═════ Material provided ═════
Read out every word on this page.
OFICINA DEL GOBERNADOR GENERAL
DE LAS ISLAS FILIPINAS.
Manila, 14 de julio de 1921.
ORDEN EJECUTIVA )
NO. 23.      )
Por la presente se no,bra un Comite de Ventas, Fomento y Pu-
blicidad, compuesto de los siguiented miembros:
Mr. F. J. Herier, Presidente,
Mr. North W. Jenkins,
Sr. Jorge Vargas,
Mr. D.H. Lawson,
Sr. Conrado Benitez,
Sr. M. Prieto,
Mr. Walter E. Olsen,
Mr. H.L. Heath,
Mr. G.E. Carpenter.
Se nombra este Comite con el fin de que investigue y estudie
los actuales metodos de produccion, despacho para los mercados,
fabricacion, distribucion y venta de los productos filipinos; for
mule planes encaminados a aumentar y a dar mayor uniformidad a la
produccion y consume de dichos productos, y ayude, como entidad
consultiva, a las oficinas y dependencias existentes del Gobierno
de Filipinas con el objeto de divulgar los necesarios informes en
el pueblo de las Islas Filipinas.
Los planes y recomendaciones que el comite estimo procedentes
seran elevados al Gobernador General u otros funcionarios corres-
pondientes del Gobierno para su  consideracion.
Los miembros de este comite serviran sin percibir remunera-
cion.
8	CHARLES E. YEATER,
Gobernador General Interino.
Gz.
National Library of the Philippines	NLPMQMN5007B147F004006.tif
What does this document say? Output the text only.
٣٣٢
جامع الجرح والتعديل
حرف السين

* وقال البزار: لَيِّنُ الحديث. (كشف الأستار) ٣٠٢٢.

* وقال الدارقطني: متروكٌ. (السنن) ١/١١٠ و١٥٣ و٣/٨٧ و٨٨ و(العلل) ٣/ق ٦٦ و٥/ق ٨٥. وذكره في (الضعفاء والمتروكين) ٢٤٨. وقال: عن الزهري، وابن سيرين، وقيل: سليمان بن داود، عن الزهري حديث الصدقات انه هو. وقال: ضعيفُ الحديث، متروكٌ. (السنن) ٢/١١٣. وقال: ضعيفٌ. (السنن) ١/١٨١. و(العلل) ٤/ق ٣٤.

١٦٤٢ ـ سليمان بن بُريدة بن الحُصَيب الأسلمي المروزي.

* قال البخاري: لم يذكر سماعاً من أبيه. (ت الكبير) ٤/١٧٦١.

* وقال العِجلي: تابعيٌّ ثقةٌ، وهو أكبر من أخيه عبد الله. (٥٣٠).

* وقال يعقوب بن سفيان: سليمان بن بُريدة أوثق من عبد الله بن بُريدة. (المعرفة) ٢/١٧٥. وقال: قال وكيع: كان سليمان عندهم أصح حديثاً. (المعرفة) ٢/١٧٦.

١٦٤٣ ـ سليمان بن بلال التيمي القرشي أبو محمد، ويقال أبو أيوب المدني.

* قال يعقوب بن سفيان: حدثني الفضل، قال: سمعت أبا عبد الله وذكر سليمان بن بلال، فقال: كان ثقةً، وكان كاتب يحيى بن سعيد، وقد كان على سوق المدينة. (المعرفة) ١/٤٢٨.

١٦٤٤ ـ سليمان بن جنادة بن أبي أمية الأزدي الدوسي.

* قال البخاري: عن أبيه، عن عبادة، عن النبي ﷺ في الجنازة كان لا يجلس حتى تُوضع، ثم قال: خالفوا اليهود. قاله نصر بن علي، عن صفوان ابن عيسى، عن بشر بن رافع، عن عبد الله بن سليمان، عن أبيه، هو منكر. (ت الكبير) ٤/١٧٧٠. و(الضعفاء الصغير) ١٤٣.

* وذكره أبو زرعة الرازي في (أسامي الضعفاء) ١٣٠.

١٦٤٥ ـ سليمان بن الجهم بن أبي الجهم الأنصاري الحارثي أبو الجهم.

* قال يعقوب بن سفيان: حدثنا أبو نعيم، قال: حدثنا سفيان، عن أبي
═════
What is required
Identify the lines of the entries containing the string "this". Copy each such line.

Exercise output
Read out every word on this page.
What does this document say? Output the text only.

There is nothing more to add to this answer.